> [Task input]
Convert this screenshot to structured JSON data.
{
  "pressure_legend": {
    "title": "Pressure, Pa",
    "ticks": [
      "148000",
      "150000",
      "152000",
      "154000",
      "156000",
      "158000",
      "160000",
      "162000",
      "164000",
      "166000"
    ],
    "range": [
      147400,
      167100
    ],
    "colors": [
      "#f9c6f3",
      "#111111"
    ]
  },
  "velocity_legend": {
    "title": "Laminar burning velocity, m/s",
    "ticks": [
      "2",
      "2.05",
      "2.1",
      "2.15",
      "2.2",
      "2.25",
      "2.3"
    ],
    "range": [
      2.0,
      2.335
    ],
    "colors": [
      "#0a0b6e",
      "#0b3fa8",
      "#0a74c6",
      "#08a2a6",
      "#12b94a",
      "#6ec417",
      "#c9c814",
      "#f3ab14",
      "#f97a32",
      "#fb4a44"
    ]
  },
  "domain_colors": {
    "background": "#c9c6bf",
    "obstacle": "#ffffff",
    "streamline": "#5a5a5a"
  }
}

> [Request] Each entry above is to be printed again exactly.

> [Output]
Convert this screenshot to structured JSON data.
{
  "pressure_legend": {
    "title": "Pressure, Pa",
    "ticks": [
      "148000",
      "150000",
      "152000",
      "154000",
      "156000",
      "158000",
      "160000",
      "162000",
      "164000",
      "166000"
    ],
    "range": [
      147400,
      167100
    ],
    "colors": [
      "#f9c6f3",
      "#111111"
    ]
  },
  "velocity_legend": {
    "title": "Laminar burning velocity, m/s",
    "ticks": [
      "2",
      "2.05",
      "2.1",
      "2.15",
      "2.2",
      "2.25",
      "2.3"
    ],
    "range": [
      2.0,
      2.335
    ],
    "colors": [
      "#0a0b6e",
      "#0b3fa8",
      "#0a74c6",
      "#08a2a6",
      "#12b94a",
      "#6ec417",
      "#c9c814",
      "#f3ab14",
      "#f97a32",
      "#fb4a44"
    ]
  },
  "domain_colors": {
    "background": "#c9c6bf",
    "obstacle": "#ffffff",
    "streamline": "#5a5a5a"
  }
}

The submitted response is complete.